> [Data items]
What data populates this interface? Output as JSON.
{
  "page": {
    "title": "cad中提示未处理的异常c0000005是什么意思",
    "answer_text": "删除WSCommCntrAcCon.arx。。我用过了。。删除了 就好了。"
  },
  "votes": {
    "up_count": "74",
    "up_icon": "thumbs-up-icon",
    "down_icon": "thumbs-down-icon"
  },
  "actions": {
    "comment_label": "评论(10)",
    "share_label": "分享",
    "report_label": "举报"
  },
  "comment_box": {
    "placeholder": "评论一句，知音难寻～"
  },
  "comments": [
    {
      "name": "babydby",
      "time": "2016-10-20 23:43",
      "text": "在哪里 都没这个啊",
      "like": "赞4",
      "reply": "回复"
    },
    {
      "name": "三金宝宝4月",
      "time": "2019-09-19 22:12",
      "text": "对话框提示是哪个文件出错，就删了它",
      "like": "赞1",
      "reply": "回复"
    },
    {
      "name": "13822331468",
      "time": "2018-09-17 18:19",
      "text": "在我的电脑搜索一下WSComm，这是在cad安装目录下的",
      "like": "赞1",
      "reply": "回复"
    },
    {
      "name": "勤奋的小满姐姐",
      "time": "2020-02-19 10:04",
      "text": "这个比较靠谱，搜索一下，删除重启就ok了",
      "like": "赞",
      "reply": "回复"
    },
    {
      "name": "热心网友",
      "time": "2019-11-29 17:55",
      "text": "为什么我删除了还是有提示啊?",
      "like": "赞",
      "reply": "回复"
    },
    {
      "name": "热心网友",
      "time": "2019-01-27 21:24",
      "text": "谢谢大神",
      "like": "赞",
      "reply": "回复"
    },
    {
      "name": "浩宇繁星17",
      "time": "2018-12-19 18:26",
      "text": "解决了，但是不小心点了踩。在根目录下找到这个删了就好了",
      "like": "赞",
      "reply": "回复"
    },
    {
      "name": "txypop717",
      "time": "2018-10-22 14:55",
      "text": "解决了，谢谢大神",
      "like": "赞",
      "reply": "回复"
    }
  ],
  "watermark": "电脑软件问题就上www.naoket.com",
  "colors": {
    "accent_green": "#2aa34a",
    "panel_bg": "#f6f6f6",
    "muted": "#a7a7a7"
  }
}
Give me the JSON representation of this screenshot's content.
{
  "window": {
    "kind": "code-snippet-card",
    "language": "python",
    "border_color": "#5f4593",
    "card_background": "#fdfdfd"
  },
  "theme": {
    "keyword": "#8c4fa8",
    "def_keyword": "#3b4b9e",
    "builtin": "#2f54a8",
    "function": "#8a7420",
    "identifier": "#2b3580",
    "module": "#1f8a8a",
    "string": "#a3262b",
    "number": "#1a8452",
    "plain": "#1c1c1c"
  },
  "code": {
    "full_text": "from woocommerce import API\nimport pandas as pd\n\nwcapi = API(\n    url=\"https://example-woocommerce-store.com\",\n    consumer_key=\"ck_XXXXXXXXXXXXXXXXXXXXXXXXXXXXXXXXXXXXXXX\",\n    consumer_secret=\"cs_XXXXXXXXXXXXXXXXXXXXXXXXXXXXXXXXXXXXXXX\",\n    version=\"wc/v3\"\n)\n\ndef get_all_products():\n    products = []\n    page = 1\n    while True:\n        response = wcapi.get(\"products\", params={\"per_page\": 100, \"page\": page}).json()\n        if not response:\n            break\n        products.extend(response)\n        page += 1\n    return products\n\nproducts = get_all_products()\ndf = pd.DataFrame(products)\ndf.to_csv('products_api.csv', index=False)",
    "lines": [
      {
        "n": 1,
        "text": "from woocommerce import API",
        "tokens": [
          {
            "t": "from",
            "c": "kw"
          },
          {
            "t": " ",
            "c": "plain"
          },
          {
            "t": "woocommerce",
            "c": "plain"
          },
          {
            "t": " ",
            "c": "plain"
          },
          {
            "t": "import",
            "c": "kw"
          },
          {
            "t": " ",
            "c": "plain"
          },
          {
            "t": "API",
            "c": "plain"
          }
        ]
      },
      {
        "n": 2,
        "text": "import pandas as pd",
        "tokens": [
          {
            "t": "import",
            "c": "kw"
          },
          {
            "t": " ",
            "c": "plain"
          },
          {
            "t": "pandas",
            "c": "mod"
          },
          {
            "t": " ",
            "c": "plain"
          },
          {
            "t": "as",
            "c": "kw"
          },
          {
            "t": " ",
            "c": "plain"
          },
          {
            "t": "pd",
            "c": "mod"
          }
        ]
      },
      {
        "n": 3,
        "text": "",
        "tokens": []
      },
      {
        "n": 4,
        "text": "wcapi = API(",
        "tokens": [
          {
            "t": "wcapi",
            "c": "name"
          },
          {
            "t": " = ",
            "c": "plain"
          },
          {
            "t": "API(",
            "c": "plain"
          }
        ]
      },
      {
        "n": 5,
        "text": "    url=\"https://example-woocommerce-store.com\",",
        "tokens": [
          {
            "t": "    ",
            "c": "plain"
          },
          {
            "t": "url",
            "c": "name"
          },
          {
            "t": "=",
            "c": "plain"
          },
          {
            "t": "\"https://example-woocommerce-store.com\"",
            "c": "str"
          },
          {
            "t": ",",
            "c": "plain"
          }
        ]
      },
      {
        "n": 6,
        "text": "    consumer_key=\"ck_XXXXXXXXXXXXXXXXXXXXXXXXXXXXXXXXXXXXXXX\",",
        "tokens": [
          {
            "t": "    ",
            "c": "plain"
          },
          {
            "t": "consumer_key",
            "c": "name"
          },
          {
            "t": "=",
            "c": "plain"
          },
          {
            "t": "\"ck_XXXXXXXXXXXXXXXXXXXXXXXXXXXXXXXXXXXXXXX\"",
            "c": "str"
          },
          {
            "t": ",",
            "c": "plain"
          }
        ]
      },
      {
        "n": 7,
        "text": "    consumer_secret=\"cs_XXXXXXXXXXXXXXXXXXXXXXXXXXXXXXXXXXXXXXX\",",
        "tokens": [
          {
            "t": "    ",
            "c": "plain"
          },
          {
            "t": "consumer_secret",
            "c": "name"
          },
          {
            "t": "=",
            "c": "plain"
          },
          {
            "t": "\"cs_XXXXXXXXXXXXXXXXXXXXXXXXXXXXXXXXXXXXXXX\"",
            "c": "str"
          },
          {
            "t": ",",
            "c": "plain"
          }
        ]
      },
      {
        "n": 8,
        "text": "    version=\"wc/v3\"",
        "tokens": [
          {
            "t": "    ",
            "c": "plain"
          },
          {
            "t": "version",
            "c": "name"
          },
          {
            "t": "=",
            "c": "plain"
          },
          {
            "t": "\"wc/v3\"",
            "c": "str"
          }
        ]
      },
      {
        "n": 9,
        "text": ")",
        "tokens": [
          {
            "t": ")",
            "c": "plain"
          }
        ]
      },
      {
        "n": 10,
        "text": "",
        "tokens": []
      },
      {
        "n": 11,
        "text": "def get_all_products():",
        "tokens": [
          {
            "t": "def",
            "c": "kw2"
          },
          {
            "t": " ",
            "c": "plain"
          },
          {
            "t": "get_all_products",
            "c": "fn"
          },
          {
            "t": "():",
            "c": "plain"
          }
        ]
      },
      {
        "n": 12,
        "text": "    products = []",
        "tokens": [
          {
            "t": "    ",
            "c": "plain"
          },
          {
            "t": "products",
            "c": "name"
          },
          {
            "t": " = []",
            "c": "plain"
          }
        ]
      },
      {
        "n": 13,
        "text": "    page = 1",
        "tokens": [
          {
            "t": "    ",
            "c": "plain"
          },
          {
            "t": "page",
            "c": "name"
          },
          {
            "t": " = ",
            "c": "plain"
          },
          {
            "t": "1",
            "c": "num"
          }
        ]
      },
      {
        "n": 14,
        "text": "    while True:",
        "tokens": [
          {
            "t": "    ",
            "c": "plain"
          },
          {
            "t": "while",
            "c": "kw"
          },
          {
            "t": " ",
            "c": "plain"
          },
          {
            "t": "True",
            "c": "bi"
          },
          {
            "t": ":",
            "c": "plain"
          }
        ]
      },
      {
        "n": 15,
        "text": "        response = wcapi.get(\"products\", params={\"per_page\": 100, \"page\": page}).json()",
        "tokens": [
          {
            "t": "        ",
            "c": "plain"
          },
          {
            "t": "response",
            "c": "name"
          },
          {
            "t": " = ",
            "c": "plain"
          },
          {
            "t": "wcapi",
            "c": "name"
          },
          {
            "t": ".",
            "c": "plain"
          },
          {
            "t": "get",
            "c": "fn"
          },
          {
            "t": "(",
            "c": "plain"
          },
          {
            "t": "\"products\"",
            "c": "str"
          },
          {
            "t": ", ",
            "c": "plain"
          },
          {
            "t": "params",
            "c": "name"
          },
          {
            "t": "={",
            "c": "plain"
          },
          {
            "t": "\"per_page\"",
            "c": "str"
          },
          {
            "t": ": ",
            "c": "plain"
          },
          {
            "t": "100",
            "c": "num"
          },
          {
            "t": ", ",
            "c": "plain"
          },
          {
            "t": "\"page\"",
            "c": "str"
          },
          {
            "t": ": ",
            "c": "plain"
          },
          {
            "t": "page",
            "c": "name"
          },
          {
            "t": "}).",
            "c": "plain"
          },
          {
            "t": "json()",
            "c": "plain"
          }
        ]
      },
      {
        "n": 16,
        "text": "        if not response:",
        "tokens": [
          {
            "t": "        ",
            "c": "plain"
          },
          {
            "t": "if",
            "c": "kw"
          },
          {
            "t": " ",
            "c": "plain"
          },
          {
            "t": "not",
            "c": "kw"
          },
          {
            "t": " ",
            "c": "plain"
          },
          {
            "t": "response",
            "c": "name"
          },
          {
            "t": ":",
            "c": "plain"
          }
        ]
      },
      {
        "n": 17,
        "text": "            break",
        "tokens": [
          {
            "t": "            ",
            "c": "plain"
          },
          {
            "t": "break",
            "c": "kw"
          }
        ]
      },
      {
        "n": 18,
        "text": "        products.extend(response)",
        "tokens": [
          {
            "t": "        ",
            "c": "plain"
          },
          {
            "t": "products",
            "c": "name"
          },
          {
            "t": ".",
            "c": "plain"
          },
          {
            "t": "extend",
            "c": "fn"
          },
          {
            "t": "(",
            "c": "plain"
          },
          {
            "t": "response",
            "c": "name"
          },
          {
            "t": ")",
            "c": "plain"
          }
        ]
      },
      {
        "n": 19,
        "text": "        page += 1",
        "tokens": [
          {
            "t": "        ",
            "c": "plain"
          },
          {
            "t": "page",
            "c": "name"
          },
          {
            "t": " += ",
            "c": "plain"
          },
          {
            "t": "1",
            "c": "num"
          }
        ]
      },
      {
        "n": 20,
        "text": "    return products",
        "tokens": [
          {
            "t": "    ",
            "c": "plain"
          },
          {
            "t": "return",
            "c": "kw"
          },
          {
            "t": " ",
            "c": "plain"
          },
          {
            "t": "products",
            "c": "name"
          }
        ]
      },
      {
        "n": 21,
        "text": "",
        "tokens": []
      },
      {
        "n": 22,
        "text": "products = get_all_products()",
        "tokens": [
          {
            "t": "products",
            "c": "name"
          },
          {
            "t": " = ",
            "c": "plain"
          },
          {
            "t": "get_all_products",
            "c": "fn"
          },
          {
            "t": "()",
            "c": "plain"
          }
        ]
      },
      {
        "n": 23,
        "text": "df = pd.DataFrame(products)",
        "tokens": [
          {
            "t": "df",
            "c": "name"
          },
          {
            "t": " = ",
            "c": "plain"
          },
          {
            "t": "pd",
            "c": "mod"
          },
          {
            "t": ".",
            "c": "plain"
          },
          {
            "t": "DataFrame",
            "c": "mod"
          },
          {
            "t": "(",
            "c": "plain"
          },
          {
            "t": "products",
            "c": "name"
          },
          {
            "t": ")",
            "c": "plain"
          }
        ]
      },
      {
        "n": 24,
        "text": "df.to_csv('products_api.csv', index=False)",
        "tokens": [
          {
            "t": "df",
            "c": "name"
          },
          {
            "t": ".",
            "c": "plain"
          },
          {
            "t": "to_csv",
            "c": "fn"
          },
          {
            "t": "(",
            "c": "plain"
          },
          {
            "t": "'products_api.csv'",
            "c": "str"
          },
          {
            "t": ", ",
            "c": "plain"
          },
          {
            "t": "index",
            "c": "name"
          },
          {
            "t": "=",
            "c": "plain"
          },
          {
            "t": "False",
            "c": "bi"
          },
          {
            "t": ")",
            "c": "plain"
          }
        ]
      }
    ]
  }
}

> [PROBLEM]
Which lines above contain "thumbs"? Show each of them.

> [FINISHED TASK]
    "up_icon": "thumbs-up-icon",
    "down_icon": "thumbs-down-icon"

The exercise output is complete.